Given exercise: Give an exact transcription of every line, dropping the images.

____ Record excerpts

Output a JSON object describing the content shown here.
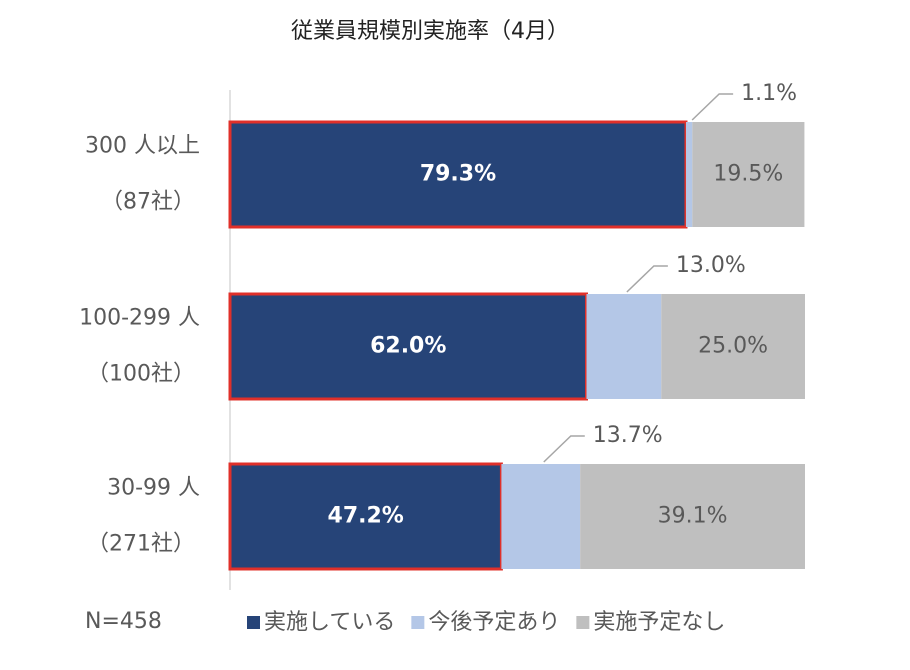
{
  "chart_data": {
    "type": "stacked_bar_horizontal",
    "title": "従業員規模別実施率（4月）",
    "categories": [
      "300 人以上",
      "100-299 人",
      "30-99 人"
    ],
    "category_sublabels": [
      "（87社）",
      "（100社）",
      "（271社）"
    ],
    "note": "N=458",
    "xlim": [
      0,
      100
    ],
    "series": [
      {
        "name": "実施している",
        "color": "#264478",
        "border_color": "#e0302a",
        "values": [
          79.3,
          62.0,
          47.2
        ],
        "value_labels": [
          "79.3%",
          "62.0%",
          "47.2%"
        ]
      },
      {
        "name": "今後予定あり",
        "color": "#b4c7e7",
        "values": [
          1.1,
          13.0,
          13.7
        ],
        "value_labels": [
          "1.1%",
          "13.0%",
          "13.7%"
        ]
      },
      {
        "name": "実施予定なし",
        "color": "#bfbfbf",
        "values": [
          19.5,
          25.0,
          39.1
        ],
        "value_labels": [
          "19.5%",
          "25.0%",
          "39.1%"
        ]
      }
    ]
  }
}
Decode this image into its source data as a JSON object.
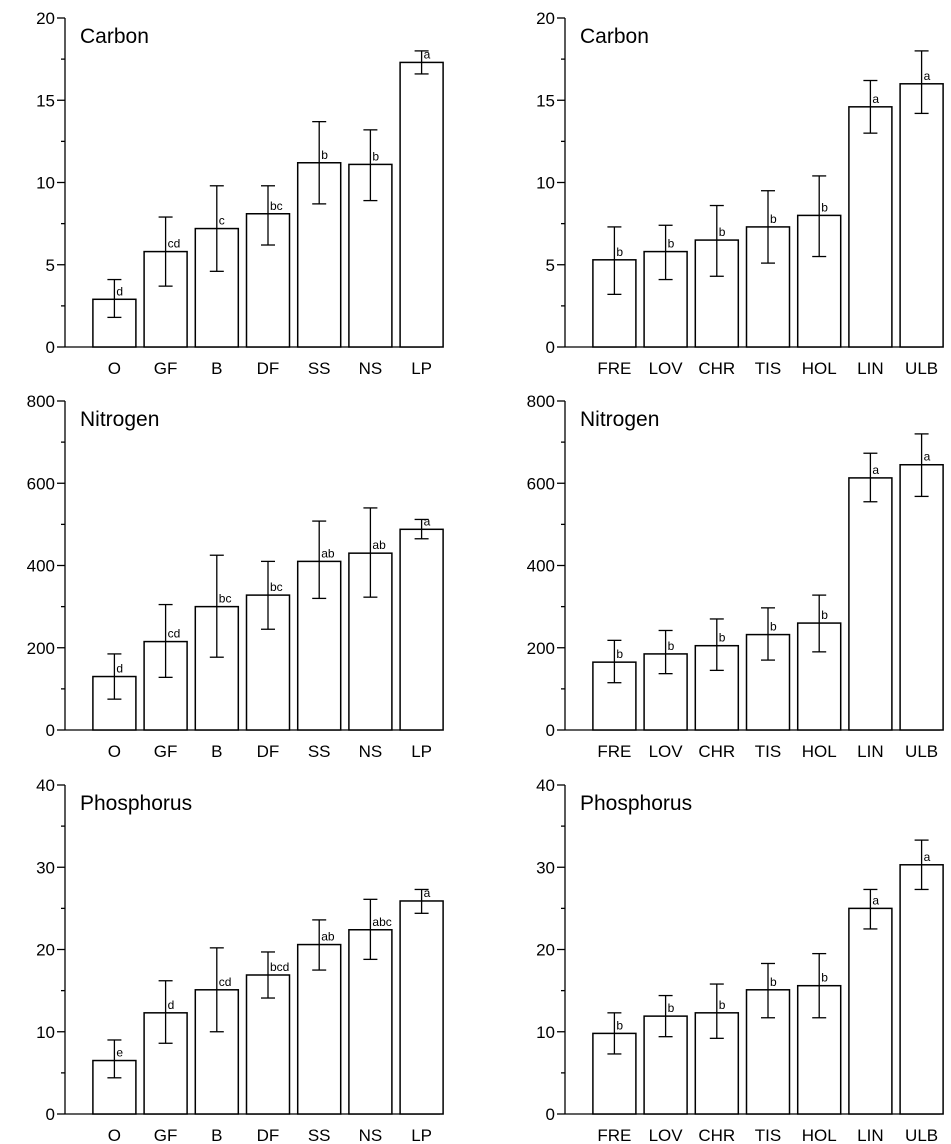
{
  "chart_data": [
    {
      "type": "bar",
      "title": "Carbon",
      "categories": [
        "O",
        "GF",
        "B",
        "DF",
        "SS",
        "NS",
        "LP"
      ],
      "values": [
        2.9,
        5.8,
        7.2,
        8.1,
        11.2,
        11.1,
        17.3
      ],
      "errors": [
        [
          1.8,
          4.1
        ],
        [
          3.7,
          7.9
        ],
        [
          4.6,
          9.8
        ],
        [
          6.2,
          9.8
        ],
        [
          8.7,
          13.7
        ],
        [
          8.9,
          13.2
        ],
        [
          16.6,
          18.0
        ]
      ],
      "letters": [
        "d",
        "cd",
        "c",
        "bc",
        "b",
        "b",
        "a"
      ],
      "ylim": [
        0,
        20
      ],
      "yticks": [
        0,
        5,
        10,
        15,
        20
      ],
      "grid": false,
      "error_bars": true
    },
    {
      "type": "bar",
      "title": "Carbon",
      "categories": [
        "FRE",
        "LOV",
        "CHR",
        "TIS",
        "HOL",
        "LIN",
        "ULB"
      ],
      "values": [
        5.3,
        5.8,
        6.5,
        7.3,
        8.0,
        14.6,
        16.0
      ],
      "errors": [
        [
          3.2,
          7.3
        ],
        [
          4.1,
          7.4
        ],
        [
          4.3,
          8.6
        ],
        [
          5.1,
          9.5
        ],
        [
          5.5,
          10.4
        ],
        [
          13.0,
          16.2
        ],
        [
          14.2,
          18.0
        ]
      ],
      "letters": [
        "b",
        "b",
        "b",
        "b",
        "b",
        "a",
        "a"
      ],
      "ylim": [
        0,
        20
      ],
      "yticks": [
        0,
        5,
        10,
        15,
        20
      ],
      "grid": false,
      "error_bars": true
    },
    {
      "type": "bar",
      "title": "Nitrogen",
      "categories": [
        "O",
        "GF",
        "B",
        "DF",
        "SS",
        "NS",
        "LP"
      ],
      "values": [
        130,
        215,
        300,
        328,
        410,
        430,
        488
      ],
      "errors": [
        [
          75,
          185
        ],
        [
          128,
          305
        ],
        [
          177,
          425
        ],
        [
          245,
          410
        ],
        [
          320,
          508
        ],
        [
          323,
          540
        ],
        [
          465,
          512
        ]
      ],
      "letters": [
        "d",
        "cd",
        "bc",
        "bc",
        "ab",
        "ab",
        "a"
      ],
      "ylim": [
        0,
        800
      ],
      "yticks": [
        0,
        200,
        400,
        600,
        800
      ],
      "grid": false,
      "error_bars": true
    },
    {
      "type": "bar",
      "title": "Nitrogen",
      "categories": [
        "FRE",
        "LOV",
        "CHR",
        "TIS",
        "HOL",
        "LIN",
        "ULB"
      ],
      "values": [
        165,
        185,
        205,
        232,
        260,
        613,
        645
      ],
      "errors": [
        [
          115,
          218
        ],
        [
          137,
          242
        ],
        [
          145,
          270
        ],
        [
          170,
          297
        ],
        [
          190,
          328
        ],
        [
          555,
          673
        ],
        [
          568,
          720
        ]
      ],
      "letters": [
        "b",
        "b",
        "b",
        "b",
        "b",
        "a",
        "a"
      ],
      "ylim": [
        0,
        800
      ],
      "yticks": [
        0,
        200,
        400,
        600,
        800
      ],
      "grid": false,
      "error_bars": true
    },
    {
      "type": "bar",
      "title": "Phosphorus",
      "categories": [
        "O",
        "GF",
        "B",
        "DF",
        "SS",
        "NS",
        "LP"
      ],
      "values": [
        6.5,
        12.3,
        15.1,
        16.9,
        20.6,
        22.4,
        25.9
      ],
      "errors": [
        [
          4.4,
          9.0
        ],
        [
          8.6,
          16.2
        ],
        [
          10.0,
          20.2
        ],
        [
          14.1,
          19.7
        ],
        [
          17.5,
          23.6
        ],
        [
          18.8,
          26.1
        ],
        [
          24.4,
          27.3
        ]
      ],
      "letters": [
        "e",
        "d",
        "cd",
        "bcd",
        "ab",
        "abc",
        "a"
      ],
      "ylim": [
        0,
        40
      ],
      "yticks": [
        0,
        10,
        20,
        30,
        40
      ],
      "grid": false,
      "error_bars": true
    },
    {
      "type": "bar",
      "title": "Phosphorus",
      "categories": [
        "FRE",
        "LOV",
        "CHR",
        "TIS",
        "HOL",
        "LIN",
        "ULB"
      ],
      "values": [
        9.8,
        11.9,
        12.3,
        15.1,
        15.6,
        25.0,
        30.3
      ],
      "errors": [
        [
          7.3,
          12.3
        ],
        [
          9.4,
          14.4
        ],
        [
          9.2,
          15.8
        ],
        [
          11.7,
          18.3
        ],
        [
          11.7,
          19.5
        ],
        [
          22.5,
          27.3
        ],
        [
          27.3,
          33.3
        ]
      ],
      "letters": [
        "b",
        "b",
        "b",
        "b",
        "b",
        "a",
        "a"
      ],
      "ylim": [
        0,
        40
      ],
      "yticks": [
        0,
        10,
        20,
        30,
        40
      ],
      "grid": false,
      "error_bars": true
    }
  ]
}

________

Task solution:
Output a JSON object describing the content shown here.
{
  "chart_data": {
    "type": "stacked_bar_horizontal",
    "title": "従業員規模別実施率（4月）",
    "categories": [
      "300 人以上",
      "100-299 人",
      "30-99 人"
    ],
    "category_sublabels": [
      "（87社）",
      "（100社）",
      "（271社）"
    ],
    "note": "N=458",
    "xlim": [
      0,
      100
    ],
    "series": [
      {
        "name": "実施している",
        "color": "#264478",
        "border_color": "#e0302a",
        "values": [
          79.3,
          62.0,
          47.2
        ],
        "value_labels": [
          "79.3%",
          "62.0%",
          "47.2%"
        ]
      },
      {
        "name": "今後予定あり",
        "color": "#b4c7e7",
        "values": [
          1.1,
          13.0,
          13.7
        ],
        "value_labels": [
          "1.1%",
          "13.0%",
          "13.7%"
        ]
      },
      {
        "name": "実施予定なし",
        "color": "#bfbfbf",
        "values": [
          19.5,
          25.0,
          39.1
        ],
        "value_labels": [
          "19.5%",
          "25.0%",
          "39.1%"
        ]
      }
    ]
  }
}
Decode this image into its source data as a JSON object.
{
  "chart_data": [
    {
      "type": "bar",
      "title": "Carbon",
      "categories": [
        "O",
        "GF",
        "B",
        "DF",
        "SS",
        "NS",
        "LP"
      ],
      "values": [
        2.9,
        5.8,
        7.2,
        8.1,
        11.2,
        11.1,
        17.3
      ],
      "errors": [
        [
          1.8,
          4.1
        ],
        [
          3.7,
          7.9
        ],
        [
          4.6,
          9.8
        ],
        [
          6.2,
          9.8
        ],
        [
          8.7,
          13.7
        ],
        [
          8.9,
          13.2
        ],
        [
          16.6,
          18.0
        ]
      ],
      "letters": [
        "d",
        "cd",
        "c",
        "bc",
        "b",
        "b",
        "a"
      ],
      "ylim": [
        0,
        20
      ],
      "yticks": [
        0,
        5,
        10,
        15,
        20
      ],
      "grid": false,
      "error_bars": true
    },
    {
      "type": "bar",
      "title": "Carbon",
      "categories": [
        "FRE",
        "LOV",
        "CHR",
        "TIS",
        "HOL",
        "LIN",
        "ULB"
      ],
      "values": [
        5.3,
        5.8,
        6.5,
        7.3,
        8.0,
        14.6,
        16.0
      ],
      "errors": [
        [
          3.2,
          7.3
        ],
        [
          4.1,
          7.4
        ],
        [
          4.3,
          8.6
        ],
        [
          5.1,
          9.5
        ],
        [
          5.5,
          10.4
        ],
        [
          13.0,
          16.2
        ],
        [
          14.2,
          18.0
        ]
      ],
      "letters": [
        "b",
        "b",
        "b",
        "b",
        "b",
        "a",
        "a"
      ],
      "ylim": [
        0,
        20
      ],
      "yticks": [
        0,
        5,
        10,
        15,
        20
      ],
      "grid": false,
      "error_bars": true
    },
    {
      "type": "bar",
      "title": "Nitrogen",
      "categories": [
        "O",
        "GF",
        "B",
        "DF",
        "SS",
        "NS",
        "LP"
      ],
      "values": [
        130,
        215,
        300,
        328,
        410,
        430,
        488
      ],
      "errors": [
        [
          75,
          185
        ],
        [
          128,
          305
        ],
        [
          177,
          425
        ],
        [
          245,
          410
        ],
        [
          320,
          508
        ],
        [
          323,
          540
        ],
        [
          465,
          512
        ]
      ],
      "letters": [
        "d",
        "cd",
        "bc",
        "bc",
        "ab",
        "ab",
        "a"
      ],
      "ylim": [
        0,
        800
      ],
      "yticks": [
        0,
        200,
        400,
        600,
        800
      ],
      "grid": false,
      "error_bars": true
    },
    {
      "type": "bar",
      "title": "Nitrogen",
      "categories": [
        "FRE",
        "LOV",
        "CHR",
        "TIS",
        "HOL",
        "LIN",
        "ULB"
      ],
      "values": [
        165,
        185,
        205,
        232,
        260,
        613,
        645
      ],
      "errors": [
        [
          115,
          218
        ],
        [
          137,
          242
        ],
        [
          145,
          270
        ],
        [
          170,
          297
        ],
        [
          190,
          328
        ],
        [
          555,
          673
        ],
        [
          568,
          720
        ]
      ],
      "letters": [
        "b",
        "b",
        "b",
        "b",
        "b",
        "a",
        "a"
      ],
      "ylim": [
        0,
        800
      ],
      "yticks": [
        0,
        200,
        400,
        600,
        800
      ],
      "grid": false,
      "error_bars": true
    },
    {
      "type": "bar",
      "title": "Phosphorus",
      "categories": [
        "O",
        "GF",
        "B",
        "DF",
        "SS",
        "NS",
        "LP"
      ],
      "values": [
        6.5,
        12.3,
        15.1,
        16.9,
        20.6,
        22.4,
        25.9
      ],
      "errors": [
        [
          4.4,
          9.0
        ],
        [
          8.6,
          16.2
        ],
        [
          10.0,
          20.2
        ],
        [
          14.1,
          19.7
        ],
        [
          17.5,
          23.6
        ],
        [
          18.8,
          26.1
        ],
        [
          24.4,
          27.3
        ]
      ],
      "letters": [
        "e",
        "d",
        "cd",
        "bcd",
        "ab",
        "abc",
        "a"
      ],
      "ylim": [
        0,
        40
      ],
      "yticks": [
        0,
        10,
        20,
        30,
        40
      ],
      "grid": false,
      "error_bars": true
    },
    {
      "type": "bar",
      "title": "Phosphorus",
      "categories": [
        "FRE",
        "LOV",
        "CHR",
        "TIS",
        "HOL",
        "LIN",
        "ULB"
      ],
      "values": [
        9.8,
        11.9,
        12.3,
        15.1,
        15.6,
        25.0,
        30.3
      ],
      "errors": [
        [
          7.3,
          12.3
        ],
        [
          9.4,
          14.4
        ],
        [
          9.2,
          15.8
        ],
        [
          11.7,
          18.3
        ],
        [
          11.7,
          19.5
        ],
        [
          22.5,
          27.3
        ],
        [
          27.3,
          33.3
        ]
      ],
      "letters": [
        "b",
        "b",
        "b",
        "b",
        "b",
        "a",
        "a"
      ],
      "ylim": [
        0,
        40
      ],
      "yticks": [
        0,
        10,
        20,
        30,
        40
      ],
      "grid": false,
      "error_bars": true
    }
  ]
}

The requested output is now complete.